## GIVEN TASK
Send each entry back exactly as given, pictures excluded.

## STORED RECORDS
+-------+

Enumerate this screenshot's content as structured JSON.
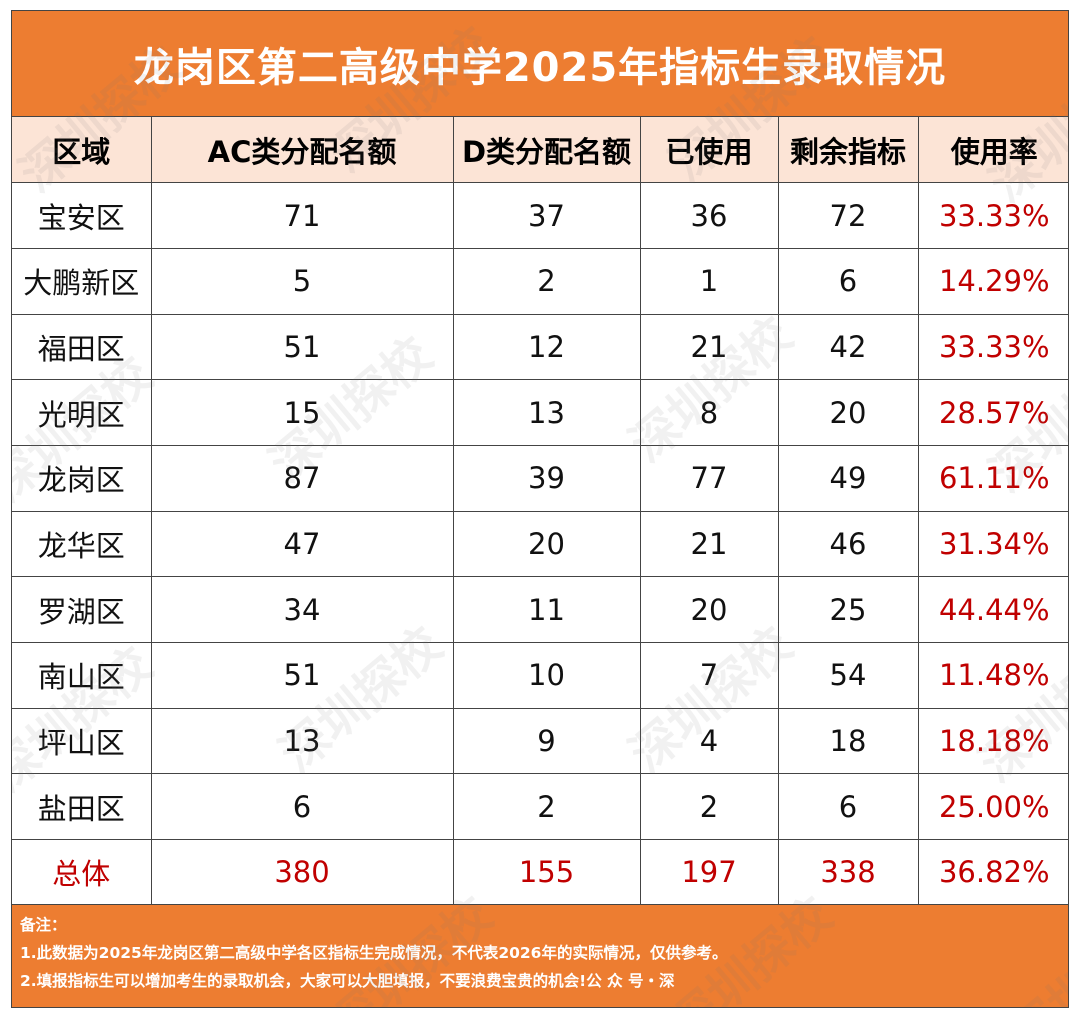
{
  "title": "龙岗区第二高级中学2025年指标生录取情况",
  "table": {
    "headers": [
      "区域",
      "AC类分配名额",
      "D类分配名额",
      "已使用",
      "剩余指标",
      "使用率"
    ],
    "rows": [
      [
        "宝安区",
        "71",
        "37",
        "36",
        "72",
        "33.33%"
      ],
      [
        "大鹏新区",
        "5",
        "2",
        "1",
        "6",
        "14.29%"
      ],
      [
        "福田区",
        "51",
        "12",
        "21",
        "42",
        "33.33%"
      ],
      [
        "光明区",
        "15",
        "13",
        "8",
        "20",
        "28.57%"
      ],
      [
        "龙岗区",
        "87",
        "39",
        "77",
        "49",
        "61.11%"
      ],
      [
        "龙华区",
        "47",
        "20",
        "21",
        "46",
        "31.34%"
      ],
      [
        "罗湖区",
        "34",
        "11",
        "20",
        "25",
        "44.44%"
      ],
      [
        "南山区",
        "51",
        "10",
        "7",
        "54",
        "11.48%"
      ],
      [
        "坪山区",
        "13",
        "9",
        "4",
        "18",
        "18.18%"
      ],
      [
        "盐田区",
        "6",
        "2",
        "2",
        "6",
        "25.00%"
      ]
    ],
    "total": [
      "总体",
      "380",
      "155",
      "197",
      "338",
      "36.82%"
    ]
  },
  "notes": {
    "heading": "备注：",
    "line1": "1.此数据为2025年龙岗区第二高级中学各区指标生完成情况，不代表2026年的实际情况，仅供参考。",
    "line2": "2.填报指标生可以增加考生的录取机会，大家可以大胆填报，不要浪费宝贵的机会!公 众 号・深"
  },
  "watermark": "深圳探校",
  "colors": {
    "accent": "#ED7D31",
    "header_bg": "#FCE4D6",
    "highlight": "#C00000"
  }
}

+-------+

## SOLUTION TO THE PROBLEM
Enumerate this screenshot's content as structured JSON.
{
  "title": "龙岗区第二高级中学2025年指标生录取情况",
  "table": {
    "headers": [
      "区域",
      "AC类分配名额",
      "D类分配名额",
      "已使用",
      "剩余指标",
      "使用率"
    ],
    "rows": [
      [
        "宝安区",
        "71",
        "37",
        "36",
        "72",
        "33.33%"
      ],
      [
        "大鹏新区",
        "5",
        "2",
        "1",
        "6",
        "14.29%"
      ],
      [
        "福田区",
        "51",
        "12",
        "21",
        "42",
        "33.33%"
      ],
      [
        "光明区",
        "15",
        "13",
        "8",
        "20",
        "28.57%"
      ],
      [
        "龙岗区",
        "87",
        "39",
        "77",
        "49",
        "61.11%"
      ],
      [
        "龙华区",
        "47",
        "20",
        "21",
        "46",
        "31.34%"
      ],
      [
        "罗湖区",
        "34",
        "11",
        "20",
        "25",
        "44.44%"
      ],
      [
        "南山区",
        "51",
        "10",
        "7",
        "54",
        "11.48%"
      ],
      [
        "坪山区",
        "13",
        "9",
        "4",
        "18",
        "18.18%"
      ],
      [
        "盐田区",
        "6",
        "2",
        "2",
        "6",
        "25.00%"
      ]
    ],
    "total": [
      "总体",
      "380",
      "155",
      "197",
      "338",
      "36.82%"
    ]
  },
  "notes": {
    "heading": "备注：",
    "line1": "1.此数据为2025年龙岗区第二高级中学各区指标生完成情况，不代表2026年的实际情况，仅供参考。",
    "line2": "2.填报指标生可以增加考生的录取机会，大家可以大胆填报，不要浪费宝贵的机会!公 众 号・深"
  },
  "watermark": "深圳探校",
  "colors": {
    "accent": "#ED7D31",
    "header_bg": "#FCE4D6",
    "highlight": "#C00000"
  }
}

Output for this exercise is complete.